Instruction:
Output every entry exactly as written.

[Dataset entries on figures]
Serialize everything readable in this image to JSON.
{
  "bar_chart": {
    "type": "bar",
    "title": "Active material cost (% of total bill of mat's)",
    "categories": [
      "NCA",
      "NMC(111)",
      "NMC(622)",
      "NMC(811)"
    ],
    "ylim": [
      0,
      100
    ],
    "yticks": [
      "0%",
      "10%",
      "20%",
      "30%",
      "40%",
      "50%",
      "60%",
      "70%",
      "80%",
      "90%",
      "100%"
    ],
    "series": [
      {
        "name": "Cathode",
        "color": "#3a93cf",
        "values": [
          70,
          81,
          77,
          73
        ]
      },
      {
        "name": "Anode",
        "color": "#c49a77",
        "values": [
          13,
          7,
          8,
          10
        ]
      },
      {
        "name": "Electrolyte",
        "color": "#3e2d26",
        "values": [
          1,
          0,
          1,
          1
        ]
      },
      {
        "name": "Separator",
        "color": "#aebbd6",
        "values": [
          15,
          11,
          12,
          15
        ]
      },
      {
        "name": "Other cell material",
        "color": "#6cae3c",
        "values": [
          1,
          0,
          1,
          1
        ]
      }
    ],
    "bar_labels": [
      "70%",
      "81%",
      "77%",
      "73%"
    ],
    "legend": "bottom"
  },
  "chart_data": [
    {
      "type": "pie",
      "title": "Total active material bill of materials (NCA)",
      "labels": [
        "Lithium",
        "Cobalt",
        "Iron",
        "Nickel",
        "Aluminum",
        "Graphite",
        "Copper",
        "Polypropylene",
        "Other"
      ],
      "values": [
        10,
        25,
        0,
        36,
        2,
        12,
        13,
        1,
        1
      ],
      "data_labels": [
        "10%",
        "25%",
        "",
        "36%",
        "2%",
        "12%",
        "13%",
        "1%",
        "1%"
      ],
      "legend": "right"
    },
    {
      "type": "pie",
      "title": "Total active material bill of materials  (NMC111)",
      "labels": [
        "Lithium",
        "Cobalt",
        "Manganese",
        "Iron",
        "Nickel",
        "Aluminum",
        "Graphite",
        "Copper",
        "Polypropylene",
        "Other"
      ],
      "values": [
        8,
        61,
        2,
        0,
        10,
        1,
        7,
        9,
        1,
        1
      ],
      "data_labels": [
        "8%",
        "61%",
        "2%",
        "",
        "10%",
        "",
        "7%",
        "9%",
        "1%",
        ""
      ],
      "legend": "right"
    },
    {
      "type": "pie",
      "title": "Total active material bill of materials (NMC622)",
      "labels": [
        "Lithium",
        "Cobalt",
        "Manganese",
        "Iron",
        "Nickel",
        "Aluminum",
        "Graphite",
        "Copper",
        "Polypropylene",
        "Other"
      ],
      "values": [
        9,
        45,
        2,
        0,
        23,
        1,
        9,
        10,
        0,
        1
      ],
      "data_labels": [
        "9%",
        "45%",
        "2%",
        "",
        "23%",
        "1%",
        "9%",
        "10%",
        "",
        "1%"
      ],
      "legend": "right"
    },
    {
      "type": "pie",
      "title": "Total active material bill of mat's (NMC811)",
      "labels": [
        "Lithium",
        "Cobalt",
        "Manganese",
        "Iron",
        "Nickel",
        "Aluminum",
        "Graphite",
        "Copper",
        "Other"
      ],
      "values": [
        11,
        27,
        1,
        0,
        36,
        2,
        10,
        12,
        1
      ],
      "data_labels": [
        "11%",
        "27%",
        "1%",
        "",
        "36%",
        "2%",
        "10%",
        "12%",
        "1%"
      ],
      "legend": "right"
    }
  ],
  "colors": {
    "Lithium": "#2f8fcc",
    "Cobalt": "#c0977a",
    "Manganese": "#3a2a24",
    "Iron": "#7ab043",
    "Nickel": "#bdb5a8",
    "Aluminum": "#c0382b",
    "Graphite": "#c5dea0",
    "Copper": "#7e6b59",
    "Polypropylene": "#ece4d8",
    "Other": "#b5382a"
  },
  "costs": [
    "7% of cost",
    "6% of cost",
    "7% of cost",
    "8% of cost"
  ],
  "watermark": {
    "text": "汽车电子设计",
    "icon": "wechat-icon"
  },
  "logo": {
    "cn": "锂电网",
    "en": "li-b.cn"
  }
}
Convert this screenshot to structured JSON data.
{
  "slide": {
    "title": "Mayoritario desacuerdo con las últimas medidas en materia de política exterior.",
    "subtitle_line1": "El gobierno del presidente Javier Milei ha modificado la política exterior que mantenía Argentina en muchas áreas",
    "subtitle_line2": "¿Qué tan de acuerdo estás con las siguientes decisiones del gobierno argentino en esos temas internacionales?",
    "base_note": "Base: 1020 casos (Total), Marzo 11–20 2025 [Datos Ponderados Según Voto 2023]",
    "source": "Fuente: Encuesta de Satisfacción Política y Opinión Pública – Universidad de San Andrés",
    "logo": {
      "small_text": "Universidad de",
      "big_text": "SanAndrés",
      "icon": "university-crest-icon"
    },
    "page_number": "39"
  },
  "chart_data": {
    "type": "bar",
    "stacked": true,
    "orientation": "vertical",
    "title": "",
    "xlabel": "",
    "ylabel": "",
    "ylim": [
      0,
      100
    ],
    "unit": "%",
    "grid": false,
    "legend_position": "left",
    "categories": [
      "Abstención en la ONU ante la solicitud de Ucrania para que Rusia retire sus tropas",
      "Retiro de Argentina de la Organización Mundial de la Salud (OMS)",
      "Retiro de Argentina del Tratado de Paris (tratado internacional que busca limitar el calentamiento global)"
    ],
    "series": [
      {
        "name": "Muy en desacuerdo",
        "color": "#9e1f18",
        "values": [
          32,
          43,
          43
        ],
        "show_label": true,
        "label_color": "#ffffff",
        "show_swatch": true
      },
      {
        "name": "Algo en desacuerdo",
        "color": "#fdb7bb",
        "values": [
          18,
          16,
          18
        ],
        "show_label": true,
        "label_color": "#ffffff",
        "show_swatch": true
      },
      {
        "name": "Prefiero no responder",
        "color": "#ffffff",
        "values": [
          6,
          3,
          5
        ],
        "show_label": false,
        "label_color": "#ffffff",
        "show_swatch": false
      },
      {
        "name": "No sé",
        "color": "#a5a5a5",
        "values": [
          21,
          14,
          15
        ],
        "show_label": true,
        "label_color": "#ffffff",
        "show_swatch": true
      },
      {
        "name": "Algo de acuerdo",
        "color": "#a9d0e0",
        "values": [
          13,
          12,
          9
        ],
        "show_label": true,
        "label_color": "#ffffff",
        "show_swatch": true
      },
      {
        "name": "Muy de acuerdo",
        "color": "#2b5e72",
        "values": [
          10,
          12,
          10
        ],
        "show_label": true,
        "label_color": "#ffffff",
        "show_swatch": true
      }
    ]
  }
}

Written reply:
Serialize everything readable in this image to JSON.
{
  "bar_chart": {
    "type": "bar",
    "title": "Active material cost (% of total bill of mat's)",
    "categories": [
      "NCA",
      "NMC(111)",
      "NMC(622)",
      "NMC(811)"
    ],
    "ylim": [
      0,
      100
    ],
    "yticks": [
      "0%",
      "10%",
      "20%",
      "30%",
      "40%",
      "50%",
      "60%",
      "70%",
      "80%",
      "90%",
      "100%"
    ],
    "series": [
      {
        "name": "Cathode",
        "color": "#3a93cf",
        "values": [
          70,
          81,
          77,
          73
        ]
      },
      {
        "name": "Anode",
        "color": "#c49a77",
        "values": [
          13,
          7,
          8,
          10
        ]
      },
      {
        "name": "Electrolyte",
        "color": "#3e2d26",
        "values": [
          1,
          0,
          1,
          1
        ]
      },
      {
        "name": "Separator",
        "color": "#aebbd6",
        "values": [
          15,
          11,
          12,
          15
        ]
      },
      {
        "name": "Other cell material",
        "color": "#6cae3c",
        "values": [
          1,
          0,
          1,
          1
        ]
      }
    ],
    "bar_labels": [
      "70%",
      "81%",
      "77%",
      "73%"
    ],
    "legend": "bottom"
  },
  "chart_data": [
    {
      "type": "pie",
      "title": "Total active material bill of materials (NCA)",
      "labels": [
        "Lithium",
        "Cobalt",
        "Iron",
        "Nickel",
        "Aluminum",
        "Graphite",
        "Copper",
        "Polypropylene",
        "Other"
      ],
      "values": [
        10,
        25,
        0,
        36,
        2,
        12,
        13,
        1,
        1
      ],
      "data_labels": [
        "10%",
        "25%",
        "",
        "36%",
        "2%",
        "12%",
        "13%",
        "1%",
        "1%"
      ],
      "legend": "right"
    },
    {
      "type": "pie",
      "title": "Total active material bill of materials  (NMC111)",
      "labels": [
        "Lithium",
        "Cobalt",
        "Manganese",
        "Iron",
        "Nickel",
        "Aluminum",
        "Graphite",
        "Copper",
        "Polypropylene",
        "Other"
      ],
      "values": [
        8,
        61,
        2,
        0,
        10,
        1,
        7,
        9,
        1,
        1
      ],
      "data_labels": [
        "8%",
        "61%",
        "2%",
        "",
        "10%",
        "",
        "7%",
        "9%",
        "1%",
        ""
      ],
      "legend": "right"
    },
    {
      "type": "pie",
      "title": "Total active material bill of materials (NMC622)",
      "labels": [
        "Lithium",
        "Cobalt",
        "Manganese",
        "Iron",
        "Nickel",
        "Aluminum",
        "Graphite",
        "Copper",
        "Polypropylene",
        "Other"
      ],
      "values": [
        9,
        45,
        2,
        0,
        23,
        1,
        9,
        10,
        0,
        1
      ],
      "data_labels": [
        "9%",
        "45%",
        "2%",
        "",
        "23%",
        "1%",
        "9%",
        "10%",
        "",
        "1%"
      ],
      "legend": "right"
    },
    {
      "type": "pie",
      "title": "Total active material bill of mat's (NMC811)",
      "labels": [
        "Lithium",
        "Cobalt",
        "Manganese",
        "Iron",
        "Nickel",
        "Aluminum",
        "Graphite",
        "Copper",
        "Other"
      ],
      "values": [
        11,
        27,
        1,
        0,
        36,
        2,
        10,
        12,
        1
      ],
      "data_labels": [
        "11%",
        "27%",
        "1%",
        "",
        "36%",
        "2%",
        "10%",
        "12%",
        "1%"
      ],
      "legend": "right"
    }
  ],
  "colors": {
    "Lithium": "#2f8fcc",
    "Cobalt": "#c0977a",
    "Manganese": "#3a2a24",
    "Iron": "#7ab043",
    "Nickel": "#bdb5a8",
    "Aluminum": "#c0382b",
    "Graphite": "#c5dea0",
    "Copper": "#7e6b59",
    "Polypropylene": "#ece4d8",
    "Other": "#b5382a"
  },
  "costs": [
    "7% of cost",
    "6% of cost",
    "7% of cost",
    "8% of cost"
  ],
  "watermark": {
    "text": "汽车电子设计",
    "icon": "wechat-icon"
  },
  "logo": {
    "cn": "锂电网",
    "en": "li-b.cn"
  }
}
Convert this screenshot to structured JSON data.
{
  "slide": {
    "title": "Mayoritario desacuerdo con las últimas medidas en materia de política exterior.",
    "subtitle_line1": "El gobierno del presidente Javier Milei ha modificado la política exterior que mantenía Argentina en muchas áreas",
    "subtitle_line2": "¿Qué tan de acuerdo estás con las siguientes decisiones del gobierno argentino en esos temas internacionales?",
    "base_note": "Base: 1020 casos (Total), Marzo 11–20 2025 [Datos Ponderados Según Voto 2023]",
    "source": "Fuente: Encuesta de Satisfacción Política y Opinión Pública – Universidad de San Andrés",
    "logo": {
      "small_text": "Universidad de",
      "big_text": "SanAndrés",
      "icon": "university-crest-icon"
    },
    "page_number": "39"
  },
  "chart_data": {
    "type": "bar",
    "stacked": true,
    "orientation": "vertical",
    "title": "",
    "xlabel": "",
    "ylabel": "",
    "ylim": [
      0,
      100
    ],
    "unit": "%",
    "grid": false,
    "legend_position": "left",
    "categories": [
      "Abstención en la ONU ante la solicitud de Ucrania para que Rusia retire sus tropas",
      "Retiro de Argentina de la Organización Mundial de la Salud (OMS)",
      "Retiro de Argentina del Tratado de Paris (tratado internacional que busca limitar el calentamiento global)"
    ],
    "series": [
      {
        "name": "Muy en desacuerdo",
        "color": "#9e1f18",
        "values": [
          32,
          43,
          43
        ],
        "show_label": true,
        "label_color": "#ffffff",
        "show_swatch": true
      },
      {
        "name": "Algo en desacuerdo",
        "color": "#fdb7bb",
        "values": [
          18,
          16,
          18
        ],
        "show_label": true,
        "label_color": "#ffffff",
        "show_swatch": true
      },
      {
        "name": "Prefiero no responder",
        "color": "#ffffff",
        "values": [
          6,
          3,
          5
        ],
        "show_label": false,
        "label_color": "#ffffff",
        "show_swatch": false
      },
      {
        "name": "No sé",
        "color": "#a5a5a5",
        "values": [
          21,
          14,
          15
        ],
        "show_label": true,
        "label_color": "#ffffff",
        "show_swatch": true
      },
      {
        "name": "Algo de acuerdo",
        "color": "#a9d0e0",
        "values": [
          13,
          12,
          9
        ],
        "show_label": true,
        "label_color": "#ffffff",
        "show_swatch": true
      },
      {
        "name": "Muy de acuerdo",
        "color": "#2b5e72",
        "values": [
          10,
          12,
          10
        ],
        "show_label": true,
        "label_color": "#ffffff",
        "show_swatch": true
      }
    ]
  }
}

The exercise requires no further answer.